YOUR INSTRUCTIONS: Give back the full listing, character for character, with no pictures.

[Stored records]
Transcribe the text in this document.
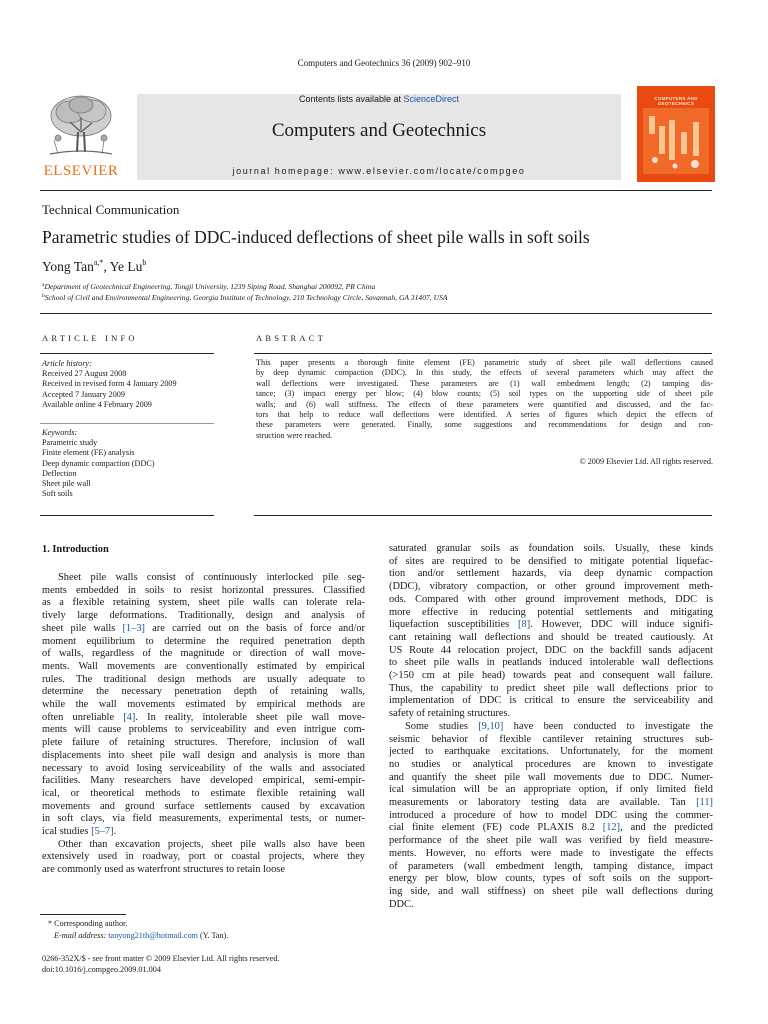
Computers and Geotechnics 36 (2009) 902–910
Contents lists available at ScienceDirect
Computers and Geotechnics
journal homepage: www.elsevier.com/locate/compgeo
ELSEVIER
COMPUTERS AND GEOTECHNICS
Technical Communication
Parametric studies of DDC-induced deflections of sheet pile walls in soft soils
Yong Tan$^{a,*}$, Ye Lu$^b$
$^a$Department of Geotechnical Engineering, Tongji University, 1239 Siping Road, Shanghai 200092, PR China
$^b$School of Civil and Environmental Engineering, Georgia Institute of Technology, 210 Technology Circle, Savannah, GA 31407, USA
ARTICLE INFO
Article history:
Received 27 August 2008
Received in revised form 4 January 2009
Accepted 7 January 2009
Available online 4 February 2009
Keywords:
Parametric study
Finite element (FE) analysis
Deep dynamic compaction (DDC)
Deflection
Sheet pile wall
Soft soils
ABSTRACT
This paper presents a thorough finite element (FE) parametric study of sheet pile wall deflections caused
by deep dynamic compaction (DDC). In this study, the effects of several parameters which may affect the
wall deflections were investigated. These parameters are (1) wall embedment length; (2) tamping dis-
tance; (3) impact energy per blow; (4) blow counts; (5) soil types on the supporting side of sheet pile
walls; and (6) wall stiffness. The effects of these parameters were quantified and discussed, and the fac-
tors that help to reduce wall deflections were identified. A series of figures which depict the effects of
these parameters were generated. Finally, some suggestions and recommendations for design and con-
struction were reached.
© 2009 Elsevier Ltd. All rights reserved.
1. Introduction
Sheet pile walls consist of continuously interlocked pile seg-
ments embedded in soils to resist horizontal pressures. Classified
as a flexible retaining system, sheet pile walls can tolerate rela-
tively large deformations. Traditionally, design and analysis of
sheet pile walls [1–3] are carried out on the basis of force and/or
moment equilibrium to determine the required penetration depth
of walls, regardless of the magnitude or direction of wall move-
ments. Wall movements are conventionally estimated by empirical
rules. The traditional design methods are usually adequate to
determine the necessary penetration depth of retaining walls,
while the wall movements estimated by empirical methods are
often unreliable [4]. In reality, intolerable sheet pile wall move-
ments will cause problems to serviceability and even intrigue com-
plete failure of retaining structures. Therefore, inclusion of wall
displacements into sheet pile wall design and analysis is more than
necessary to avoid losing serviceability of the walls and associated
facilities. Many researchers have developed empirical, semi-empir-
ical, or theoretical methods to estimate flexible retaining wall
movements and ground surface settlements caused by excavation
in soft clays, via field measurements, experimental tests, or numer-
ical studies [5–7].
Other than excavation projects, sheet pile walls also have been
extensively used in roadway, port or coastal projects, where they
are commonly used as waterfront structures to retain loose
saturated granular soils as foundation soils. Usually, these kinds
of sites are required to be densified to mitigate potential liquefac-
tion and/or settlement hazards, via deep dynamic compaction
(DDC), vibratory compaction, or other ground improvement meth-
ods. Compared with other ground improvement methods, DDC is
more effective in reducing potential settlements and mitigating
liquefaction susceptibilities [8]. However, DDC will induce signifi-
cant retaining wall deflections and should be treated cautiously. At
US Route 44 relocation project, DDC on the backfill sands adjacent
to sheet pile walls in peatlands induced intolerable wall deflections
(>150 cm at pile head) towards peat and consequent wall failure.
Thus, the capability to predict sheet pile wall deflections prior to
implementation of DDC is critical to ensure the serviceability and
safety of retaining structures.
Some studies [9,10] have been conducted to investigate the
seismic behavior of flexible cantilever retaining structures sub-
jected to earthquake excitations. Unfortunately, for the moment
no studies or analytical procedures are known to investigate
and quantify the sheet pile wall movements due to DDC. Numer-
ical simulation will be an appropriate option, if only limited field
measurements or laboratory testing data are available. Tan [11]
introduced a procedure of how to model DDC using the commer-
cial finite element (FE) code PLAXIS 8.2 [12], and the predicted
performance of the sheet pile wall was verified by field measure-
ments. However, no efforts were made to investigate the effects
of parameters (wall embedment length, tamping distance, impact
energy per blow, blow counts, types of soft soils on the support-
ing side, and wall stiffness) on sheet pile wall deflections during
DDC.
* Corresponding author.
E-mail address: tanyong21th@hotmail.com (Y. Tan).
0266-352X/$ - see front matter © 2009 Elsevier Ltd. All rights reserved.
doi:10.1016/j.compgeo.2009.01.004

RESULT FOR THIS EXERCISE:
Transcribe the text in this document.
Computers and Geotechnics 36 (2009) 902–910
Contents lists available at ScienceDirect
Computers and Geotechnics
journal homepage: www.elsevier.com/locate/compgeo
ELSEVIER
COMPUTERS AND GEOTECHNICS
Technical Communication
Parametric studies of DDC-induced deflections of sheet pile walls in soft soils
Yong Tan$^{a,*}$, Ye Lu$^b$
$^a$Department of Geotechnical Engineering, Tongji University, 1239 Siping Road, Shanghai 200092, PR China
$^b$School of Civil and Environmental Engineering, Georgia Institute of Technology, 210 Technology Circle, Savannah, GA 31407, USA
ARTICLE INFO
Article history:
Received 27 August 2008
Received in revised form 4 January 2009
Accepted 7 January 2009
Available online 4 February 2009
Keywords:
Parametric study
Finite element (FE) analysis
Deep dynamic compaction (DDC)
Deflection
Sheet pile wall
Soft soils
ABSTRACT
This paper presents a thorough finite element (FE) parametric study of sheet pile wall deflections caused
by deep dynamic compaction (DDC). In this study, the effects of several parameters which may affect the
wall deflections were investigated. These parameters are (1) wall embedment length; (2) tamping dis-
tance; (3) impact energy per blow; (4) blow counts; (5) soil types on the supporting side of sheet pile
walls; and (6) wall stiffness. The effects of these parameters were quantified and discussed, and the fac-
tors that help to reduce wall deflections were identified. A series of figures which depict the effects of
these parameters were generated. Finally, some suggestions and recommendations for design and con-
struction were reached.
© 2009 Elsevier Ltd. All rights reserved.
1. Introduction
Sheet pile walls consist of continuously interlocked pile seg-
ments embedded in soils to resist horizontal pressures. Classified
as a flexible retaining system, sheet pile walls can tolerate rela-
tively large deformations. Traditionally, design and analysis of
sheet pile walls [1–3] are carried out on the basis of force and/or
moment equilibrium to determine the required penetration depth
of walls, regardless of the magnitude or direction of wall move-
ments. Wall movements are conventionally estimated by empirical
rules. The traditional design methods are usually adequate to
determine the necessary penetration depth of retaining walls,
while the wall movements estimated by empirical methods are
often unreliable [4]. In reality, intolerable sheet pile wall move-
ments will cause problems to serviceability and even intrigue com-
plete failure of retaining structures. Therefore, inclusion of wall
displacements into sheet pile wall design and analysis is more than
necessary to avoid losing serviceability of the walls and associated
facilities. Many researchers have developed empirical, semi-empir-
ical, or theoretical methods to estimate flexible retaining wall
movements and ground surface settlements caused by excavation
in soft clays, via field measurements, experimental tests, or numer-
ical studies [5–7].
Other than excavation projects, sheet pile walls also have been
extensively used in roadway, port or coastal projects, where they
are commonly used as waterfront structures to retain loose
saturated granular soils as foundation soils. Usually, these kinds
of sites are required to be densified to mitigate potential liquefac-
tion and/or settlement hazards, via deep dynamic compaction
(DDC), vibratory compaction, or other ground improvement meth-
ods. Compared with other ground improvement methods, DDC is
more effective in reducing potential settlements and mitigating
liquefaction susceptibilities [8]. However, DDC will induce signifi-
cant retaining wall deflections and should be treated cautiously. At
US Route 44 relocation project, DDC on the backfill sands adjacent
to sheet pile walls in peatlands induced intolerable wall deflections
(>150 cm at pile head) towards peat and consequent wall failure.
Thus, the capability to predict sheet pile wall deflections prior to
implementation of DDC is critical to ensure the serviceability and
safety of retaining structures.
Some studies [9,10] have been conducted to investigate the
seismic behavior of flexible cantilever retaining structures sub-
jected to earthquake excitations. Unfortunately, for the moment
no studies or analytical procedures are known to investigate
and quantify the sheet pile wall movements due to DDC. Numer-
ical simulation will be an appropriate option, if only limited field
measurements or laboratory testing data are available. Tan [11]
introduced a procedure of how to model DDC using the commer-
cial finite element (FE) code PLAXIS 8.2 [12], and the predicted
performance of the sheet pile wall was verified by field measure-
ments. However, no efforts were made to investigate the effects
of parameters (wall embedment length, tamping distance, impact
energy per blow, blow counts, types of soft soils on the support-
ing side, and wall stiffness) on sheet pile wall deflections during
DDC.
* Corresponding author.
E-mail address: tanyong21th@hotmail.com (Y. Tan).
0266-352X/$ - see front matter © 2009 Elsevier Ltd. All rights reserved.
doi:10.1016/j.compgeo.2009.01.004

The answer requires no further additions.